BAGIAN DOKUMEN:

SANKSI ADMINISTRATIF

Pasal 93

(1) Setiap orang dan/atau badan usaha yang melanggar ketentuan sebagaimana dimaksud dalam Pasal 59 huruf a dan huruf d, Pasal 62 huruf d,Pasal 63 huruf a dan huruf c, Pasal 64 huruf a dan Pasal 85,dikenakan sanksi administratif.

(2) Setiap pejabat pemerintah dan/atau pemangku kepentingan yang melanggar ketentuan sebagaimana dimaksud dalam Pasal 68 ayat (1), Pasal 70 ayat (3),dikenakan sanksi administratif.

TUGAS TERTULIS A: Tuliskan kembali baris-baris data apa adanya, mulai dari baris pertama sampai baris yang memuat "time-tick-label: 18 Jan", termasuk baris tersebut.

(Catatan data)
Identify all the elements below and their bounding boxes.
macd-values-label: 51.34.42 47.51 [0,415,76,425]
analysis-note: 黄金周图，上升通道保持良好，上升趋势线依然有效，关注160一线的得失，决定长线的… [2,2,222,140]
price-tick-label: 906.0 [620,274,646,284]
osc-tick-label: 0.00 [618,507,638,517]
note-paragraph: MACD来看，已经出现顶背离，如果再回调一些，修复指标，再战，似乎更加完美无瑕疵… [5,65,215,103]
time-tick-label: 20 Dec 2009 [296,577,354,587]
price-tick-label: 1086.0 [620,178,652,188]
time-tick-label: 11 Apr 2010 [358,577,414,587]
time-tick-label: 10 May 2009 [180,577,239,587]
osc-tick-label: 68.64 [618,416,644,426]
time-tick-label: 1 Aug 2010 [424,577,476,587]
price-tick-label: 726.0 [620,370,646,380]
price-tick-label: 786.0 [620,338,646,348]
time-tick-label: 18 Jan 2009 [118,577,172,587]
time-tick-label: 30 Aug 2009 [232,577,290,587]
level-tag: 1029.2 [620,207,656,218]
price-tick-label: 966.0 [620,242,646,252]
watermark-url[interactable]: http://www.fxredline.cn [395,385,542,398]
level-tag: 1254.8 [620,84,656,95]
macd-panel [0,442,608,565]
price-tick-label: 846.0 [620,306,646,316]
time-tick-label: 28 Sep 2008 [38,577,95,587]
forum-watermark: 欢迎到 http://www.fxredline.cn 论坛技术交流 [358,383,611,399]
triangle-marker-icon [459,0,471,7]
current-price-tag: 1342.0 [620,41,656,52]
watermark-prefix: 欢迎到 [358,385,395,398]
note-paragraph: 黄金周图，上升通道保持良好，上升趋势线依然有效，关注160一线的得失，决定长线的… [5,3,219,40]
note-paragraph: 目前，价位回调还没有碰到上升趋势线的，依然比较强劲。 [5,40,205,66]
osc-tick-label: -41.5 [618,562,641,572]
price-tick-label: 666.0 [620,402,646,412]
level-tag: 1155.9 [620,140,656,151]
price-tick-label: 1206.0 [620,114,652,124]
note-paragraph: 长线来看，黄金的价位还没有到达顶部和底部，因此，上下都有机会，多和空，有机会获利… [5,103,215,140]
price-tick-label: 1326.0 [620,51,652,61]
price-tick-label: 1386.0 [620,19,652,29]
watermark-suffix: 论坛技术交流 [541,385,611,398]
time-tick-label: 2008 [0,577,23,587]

TUGAS TERTULIS B: Lanjutkan teks tentang sanksi administratif mulai setelah kalimat terakhirnya.

HASIL YANG DIHARAPKAN A:
Identify all the elements below and their bounding boxes.
macd-values-label: 51.34.42 47.51 [0,415,76,425]
analysis-note: 黄金周图，上升通道保持良好，上升趋势线依然有效，关注160一线的得失，决定长线的… [2,2,222,140]
price-tick-label: 906.0 [620,274,646,284]
osc-tick-label: 0.00 [618,507,638,517]
note-paragraph: MACD来看，已经出现顶背离，如果再回调一些，修复指标，再战，似乎更加完美无瑕疵… [5,65,215,103]
time-tick-label: 20 Dec 2009 [296,577,354,587]
price-tick-label: 1086.0 [620,178,652,188]
time-tick-label: 11 Apr 2010 [358,577,414,587]
time-tick-label: 10 May 2009 [180,577,239,587]
osc-tick-label: 68.64 [618,416,644,426]
time-tick-label: 1 Aug 2010 [424,577,476,587]
price-tick-label: 726.0 [620,370,646,380]
price-tick-label: 786.0 [620,338,646,348]
time-tick-label: 18 Jan 2009 [118,577,172,587]

HASIL YANG DIHARAPKAN B:
(3) Sanksi administratif sebagaimana dimaksud pada ayat (1) dapat berupa:

a. peringatan tertulis;

b. penghentian sementara kegiatan;

c. penghentian sementara pelayanan umum;

d. penutupan lokasi;

e. pencabutan izin;

f. pembatalan izin;

g. pembongkaran bangunandan

h. pemulihan fungsi ruang. (4) Ketentuan lebih lanjut mengenai tata carapengenaan sanksi administratif

diatur dalam Peraturan Gubernur.

BAB XIV

PENYIDIKAN

Pasal 94

(1) Selain pejabat penyidik kepolisian Negara Republik Indonesia, penyidik pegawai negeri sipil di lingkungan pemerintah daerah yang lingkup tugas dan tanggungjawabnya di bidang wilayah pesisir dan pulau-pulau kecil diberi wewenang khusus sebagai penyidik untuk membantu pejabat penyidik kepolisian Negara Republik Indonesia sebagaimana dimaksud dalam kitab undang-undang hukum acara pidana.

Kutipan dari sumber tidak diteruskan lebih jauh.